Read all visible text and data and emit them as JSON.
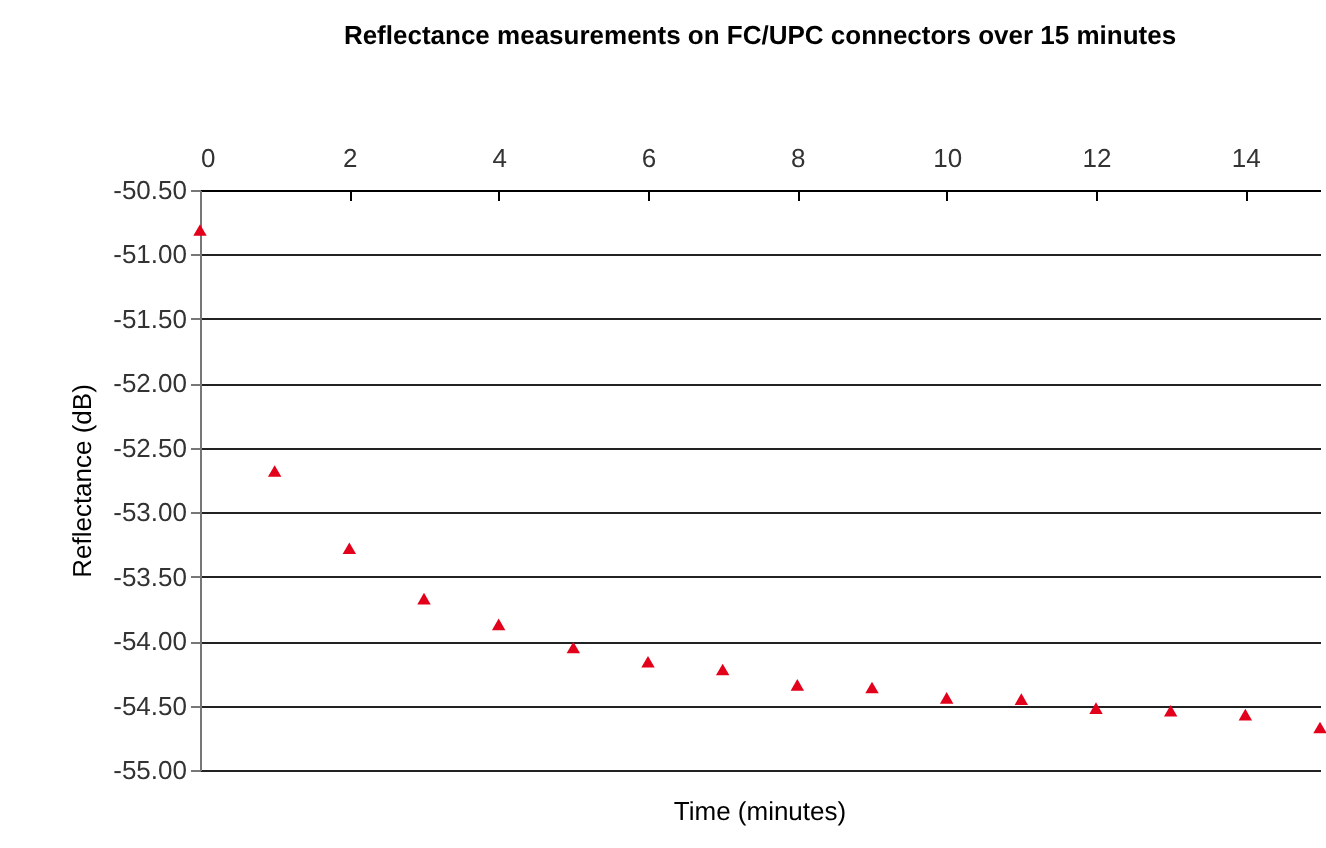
{
  "chart_data": {
    "type": "scatter",
    "title": "Reflectance measurements on FC/UPC connectors over 15 minutes",
    "xlabel": "Time (minutes)",
    "ylabel": "Reflectance (dB)",
    "x": [
      0,
      1,
      2,
      3,
      4,
      5,
      6,
      7,
      8,
      9,
      10,
      11,
      12,
      13,
      14,
      15
    ],
    "series": [
      {
        "color": "#e3001b",
        "values": [
          -50.81,
          -52.68,
          -53.28,
          -53.67,
          -53.87,
          -54.05,
          -54.16,
          -54.22,
          -54.34,
          -54.36,
          -54.44,
          -54.45,
          -54.52,
          -54.54,
          -54.57,
          -54.67
        ]
      }
    ],
    "xlim": [
      0,
      15
    ],
    "xticks": [
      0,
      2,
      4,
      6,
      8,
      10,
      12,
      14
    ],
    "ylim": [
      -55,
      -50.5
    ],
    "yticks": [
      {
        "value": -50.5,
        "label": "-50.50"
      },
      {
        "value": -51,
        "label": "-51.00"
      },
      {
        "value": -51.5,
        "label": "-51.50"
      },
      {
        "value": -52,
        "label": "-52.00"
      },
      {
        "value": -52.5,
        "label": "-52.50"
      },
      {
        "value": -53,
        "label": "-53.00"
      },
      {
        "value": -53.5,
        "label": "-53.50"
      },
      {
        "value": -54,
        "label": "-54.00"
      },
      {
        "value": -54.5,
        "label": "-54.50"
      },
      {
        "value": -55,
        "label": "-55.00"
      }
    ],
    "grid": "y",
    "marker": "triangle"
  }
}
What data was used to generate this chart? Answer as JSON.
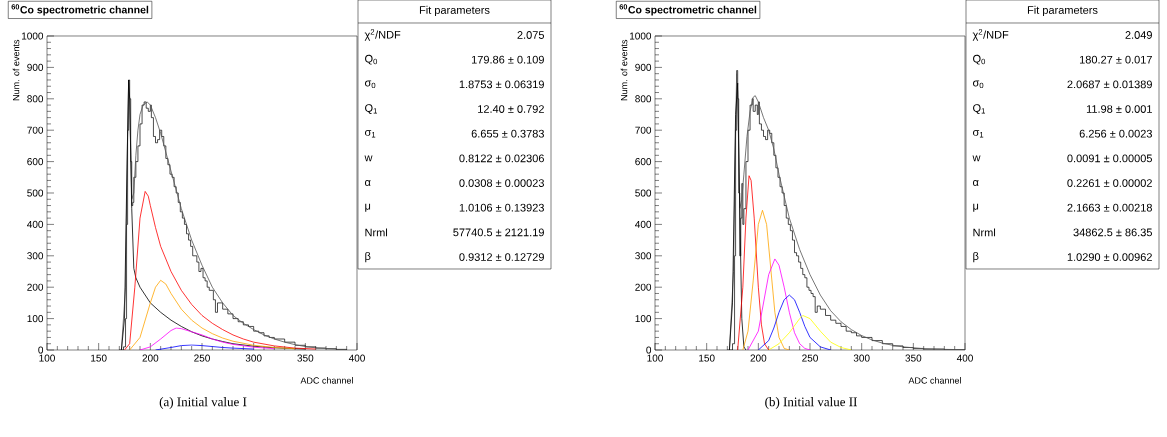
————————
▸ To do
Leave out all images, then reproduce the entries above exactly.

▸ The output
Read all visible text and data and emit them as JSON.
{
  "chart_data": {
    "type": "scatter",
    "title": "Reflectance measurements on FC/UPC connectors over 15 minutes",
    "xlabel": "Time (minutes)",
    "ylabel": "Reflectance (dB)",
    "x": [
      0,
      1,
      2,
      3,
      4,
      5,
      6,
      7,
      8,
      9,
      10,
      11,
      12,
      13,
      14,
      15
    ],
    "series": [
      {
        "color": "#e3001b",
        "values": [
          -50.81,
          -52.68,
          -53.28,
          -53.67,
          -53.87,
          -54.05,
          -54.16,
          -54.22,
          -54.34,
          -54.36,
          -54.44,
          -54.45,
          -54.52,
          -54.54,
          -54.57,
          -54.67
        ]
      }
    ],
    "xlim": [
      0,
      15
    ],
    "xticks": [
      0,
      2,
      4,
      6,
      8,
      10,
      12,
      14
    ],
    "ylim": [
      -55,
      -50.5
    ],
    "yticks": [
      {
        "value": -50.5,
        "label": "-50.50"
      },
      {
        "value": -51,
        "label": "-51.00"
      },
      {
        "value": -51.5,
        "label": "-51.50"
      },
      {
        "value": -52,
        "label": "-52.00"
      },
      {
        "value": -52.5,
        "label": "-52.50"
      },
      {
        "value": -53,
        "label": "-53.00"
      },
      {
        "value": -53.5,
        "label": "-53.50"
      },
      {
        "value": -54,
        "label": "-54.00"
      },
      {
        "value": -54.5,
        "label": "-54.50"
      },
      {
        "value": -55,
        "label": "-55.00"
      }
    ],
    "grid": "y",
    "marker": "triangle"
  }
}
What data was used to generate this chart? Answer as JSON.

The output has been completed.